▶ [What needs to be done]:
Answer these questions using the passage on Nymphaea dimorpha:
1. What kind of leaves does the emergent growth form have?
2. How many protein-coding genes were predicted in the 2026 genome assembly?
3. Do the cleistogamous flowers ever open?

▶ [Text passage]:
*** Begin section ***

This species exhibits two distinctive growth forms. The submerged growth form has very thin foliage with short petioles. The emergent form has floating leaves with longer petioles.

== Genomics ==
In 2026, a telomere-to-telomere gap-free genome assembly of Nymphaea dimorpha was published. The study referred to the species by its former name, Nymphaea minuta, which is now treated as a synonym of Nymphaea dimorpha. The assembled genome spans approximately 382 Mb and is organized into 14 chromosomes. The assembly has a BUSCO completeness score of 97.2% and 21,860 protein-coding genes were predicted. The study also generated a transcriptome atlas covering 15 organs and developmental stages, providing genomic resources for the study of early-diverging flowering plants.

== Cytology ==
The chromosome count is n = 14. The genome size is 449.88 Mb.

==Reproduction==
===Generative reproduction===
Cleistogamy occurs in this species. It can produce flowers, which never open, but self-fertilise and never reach the water surface.

*** End section ***

▶ [Stored data]:
*** Begin section ***

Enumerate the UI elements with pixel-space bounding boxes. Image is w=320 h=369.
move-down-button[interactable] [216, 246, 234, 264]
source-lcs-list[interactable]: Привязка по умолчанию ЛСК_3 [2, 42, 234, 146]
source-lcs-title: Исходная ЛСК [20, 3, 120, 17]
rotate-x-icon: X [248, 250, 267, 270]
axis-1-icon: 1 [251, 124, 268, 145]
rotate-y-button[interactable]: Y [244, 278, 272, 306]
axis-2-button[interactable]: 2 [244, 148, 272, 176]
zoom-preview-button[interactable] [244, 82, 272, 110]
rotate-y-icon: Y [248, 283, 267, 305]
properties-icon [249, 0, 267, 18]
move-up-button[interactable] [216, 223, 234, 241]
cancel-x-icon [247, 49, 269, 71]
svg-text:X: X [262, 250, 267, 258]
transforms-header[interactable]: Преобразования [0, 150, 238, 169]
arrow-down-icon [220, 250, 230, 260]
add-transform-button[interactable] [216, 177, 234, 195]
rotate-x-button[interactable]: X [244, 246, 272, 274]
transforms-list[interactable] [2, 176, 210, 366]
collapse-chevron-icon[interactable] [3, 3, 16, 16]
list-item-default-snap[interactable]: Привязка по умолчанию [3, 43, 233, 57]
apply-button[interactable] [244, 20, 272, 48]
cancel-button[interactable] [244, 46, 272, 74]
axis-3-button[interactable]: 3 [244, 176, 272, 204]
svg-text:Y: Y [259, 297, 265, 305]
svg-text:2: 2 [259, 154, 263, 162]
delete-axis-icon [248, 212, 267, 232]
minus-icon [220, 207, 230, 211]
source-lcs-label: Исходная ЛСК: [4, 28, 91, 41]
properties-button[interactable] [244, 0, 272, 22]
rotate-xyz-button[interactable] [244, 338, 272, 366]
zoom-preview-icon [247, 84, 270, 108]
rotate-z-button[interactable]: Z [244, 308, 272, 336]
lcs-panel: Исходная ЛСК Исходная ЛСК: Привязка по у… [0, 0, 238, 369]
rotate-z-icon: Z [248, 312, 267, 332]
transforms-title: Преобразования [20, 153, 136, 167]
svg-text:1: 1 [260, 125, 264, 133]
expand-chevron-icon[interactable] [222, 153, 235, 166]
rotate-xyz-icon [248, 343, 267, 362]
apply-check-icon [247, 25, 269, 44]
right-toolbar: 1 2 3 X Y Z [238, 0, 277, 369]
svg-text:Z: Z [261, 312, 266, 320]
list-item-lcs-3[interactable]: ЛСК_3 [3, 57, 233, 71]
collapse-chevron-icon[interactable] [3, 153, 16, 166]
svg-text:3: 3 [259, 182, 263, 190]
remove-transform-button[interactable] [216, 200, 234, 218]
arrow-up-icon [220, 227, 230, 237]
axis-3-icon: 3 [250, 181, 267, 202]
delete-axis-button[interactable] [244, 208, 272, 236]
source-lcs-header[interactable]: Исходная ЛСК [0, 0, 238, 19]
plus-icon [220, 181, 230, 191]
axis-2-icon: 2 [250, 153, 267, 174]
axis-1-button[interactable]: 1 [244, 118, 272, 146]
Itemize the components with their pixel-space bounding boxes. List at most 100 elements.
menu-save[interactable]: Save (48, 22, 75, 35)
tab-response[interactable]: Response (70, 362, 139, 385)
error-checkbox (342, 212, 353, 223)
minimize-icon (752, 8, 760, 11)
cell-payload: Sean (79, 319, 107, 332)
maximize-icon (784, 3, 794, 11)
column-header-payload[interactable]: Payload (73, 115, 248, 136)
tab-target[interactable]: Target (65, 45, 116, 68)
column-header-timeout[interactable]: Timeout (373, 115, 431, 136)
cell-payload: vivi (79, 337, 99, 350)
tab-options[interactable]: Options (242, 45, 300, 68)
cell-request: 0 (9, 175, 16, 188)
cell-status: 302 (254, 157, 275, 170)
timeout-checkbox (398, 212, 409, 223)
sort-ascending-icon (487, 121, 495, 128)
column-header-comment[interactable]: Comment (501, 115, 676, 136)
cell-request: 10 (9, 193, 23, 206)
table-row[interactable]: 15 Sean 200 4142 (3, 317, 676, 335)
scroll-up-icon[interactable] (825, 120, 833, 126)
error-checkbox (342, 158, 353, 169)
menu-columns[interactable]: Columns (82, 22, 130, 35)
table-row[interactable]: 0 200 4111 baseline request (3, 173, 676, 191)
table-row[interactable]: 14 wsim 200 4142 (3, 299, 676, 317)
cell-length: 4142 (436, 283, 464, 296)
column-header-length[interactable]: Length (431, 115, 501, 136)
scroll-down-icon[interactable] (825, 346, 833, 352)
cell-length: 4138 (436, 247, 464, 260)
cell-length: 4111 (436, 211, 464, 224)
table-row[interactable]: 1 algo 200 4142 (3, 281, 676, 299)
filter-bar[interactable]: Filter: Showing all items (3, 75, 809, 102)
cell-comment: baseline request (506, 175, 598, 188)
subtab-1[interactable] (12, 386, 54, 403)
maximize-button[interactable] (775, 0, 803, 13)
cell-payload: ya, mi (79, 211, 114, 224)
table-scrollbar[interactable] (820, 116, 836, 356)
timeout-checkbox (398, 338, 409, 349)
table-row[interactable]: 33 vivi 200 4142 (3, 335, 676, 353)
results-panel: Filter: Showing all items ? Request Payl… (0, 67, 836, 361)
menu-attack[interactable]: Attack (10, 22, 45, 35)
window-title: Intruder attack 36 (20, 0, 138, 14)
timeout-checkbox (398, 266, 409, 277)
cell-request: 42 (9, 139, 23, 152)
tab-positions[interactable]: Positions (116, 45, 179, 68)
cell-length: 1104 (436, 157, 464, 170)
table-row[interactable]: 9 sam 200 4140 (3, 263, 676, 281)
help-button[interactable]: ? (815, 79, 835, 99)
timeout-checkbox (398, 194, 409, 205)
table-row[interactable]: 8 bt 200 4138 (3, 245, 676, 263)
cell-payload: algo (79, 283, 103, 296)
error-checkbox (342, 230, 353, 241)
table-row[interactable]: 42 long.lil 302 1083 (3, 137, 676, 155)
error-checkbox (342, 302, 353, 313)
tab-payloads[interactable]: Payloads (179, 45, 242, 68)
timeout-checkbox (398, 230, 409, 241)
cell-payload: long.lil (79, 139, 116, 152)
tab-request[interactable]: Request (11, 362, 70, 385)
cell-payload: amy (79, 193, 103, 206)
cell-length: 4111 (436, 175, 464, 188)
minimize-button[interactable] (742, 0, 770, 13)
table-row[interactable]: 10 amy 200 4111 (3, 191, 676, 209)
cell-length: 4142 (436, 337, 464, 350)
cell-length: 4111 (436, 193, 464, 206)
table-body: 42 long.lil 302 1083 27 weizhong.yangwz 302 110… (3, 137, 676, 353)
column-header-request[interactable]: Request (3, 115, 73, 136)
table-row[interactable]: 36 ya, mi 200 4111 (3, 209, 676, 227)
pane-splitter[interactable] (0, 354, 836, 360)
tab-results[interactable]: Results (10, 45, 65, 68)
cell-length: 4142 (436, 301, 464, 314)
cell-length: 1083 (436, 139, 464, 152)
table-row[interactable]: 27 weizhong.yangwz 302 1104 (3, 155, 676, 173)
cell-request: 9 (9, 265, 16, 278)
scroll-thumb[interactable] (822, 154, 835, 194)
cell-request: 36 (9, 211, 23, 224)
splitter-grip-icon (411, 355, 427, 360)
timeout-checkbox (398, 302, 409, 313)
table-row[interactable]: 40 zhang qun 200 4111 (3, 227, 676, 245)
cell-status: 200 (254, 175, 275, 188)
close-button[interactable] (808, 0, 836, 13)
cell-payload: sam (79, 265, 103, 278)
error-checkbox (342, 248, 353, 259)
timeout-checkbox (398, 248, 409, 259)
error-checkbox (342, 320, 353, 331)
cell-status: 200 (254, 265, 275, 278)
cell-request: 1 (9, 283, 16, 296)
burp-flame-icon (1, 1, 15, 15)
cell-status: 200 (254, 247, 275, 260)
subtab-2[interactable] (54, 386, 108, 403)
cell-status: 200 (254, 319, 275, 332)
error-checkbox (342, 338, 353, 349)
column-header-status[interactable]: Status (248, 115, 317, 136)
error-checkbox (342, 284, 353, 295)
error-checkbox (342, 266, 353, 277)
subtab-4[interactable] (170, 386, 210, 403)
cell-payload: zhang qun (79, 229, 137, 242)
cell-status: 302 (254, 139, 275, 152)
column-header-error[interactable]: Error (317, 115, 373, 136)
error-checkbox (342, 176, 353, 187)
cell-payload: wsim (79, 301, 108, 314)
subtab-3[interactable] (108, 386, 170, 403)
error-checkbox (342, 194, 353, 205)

*** End section ***

▶ [Response box]:
1. Floating leaves with longer petioles.
2. 21,860.
3. No. They never open, and they self-fertilize without reaching the water surface.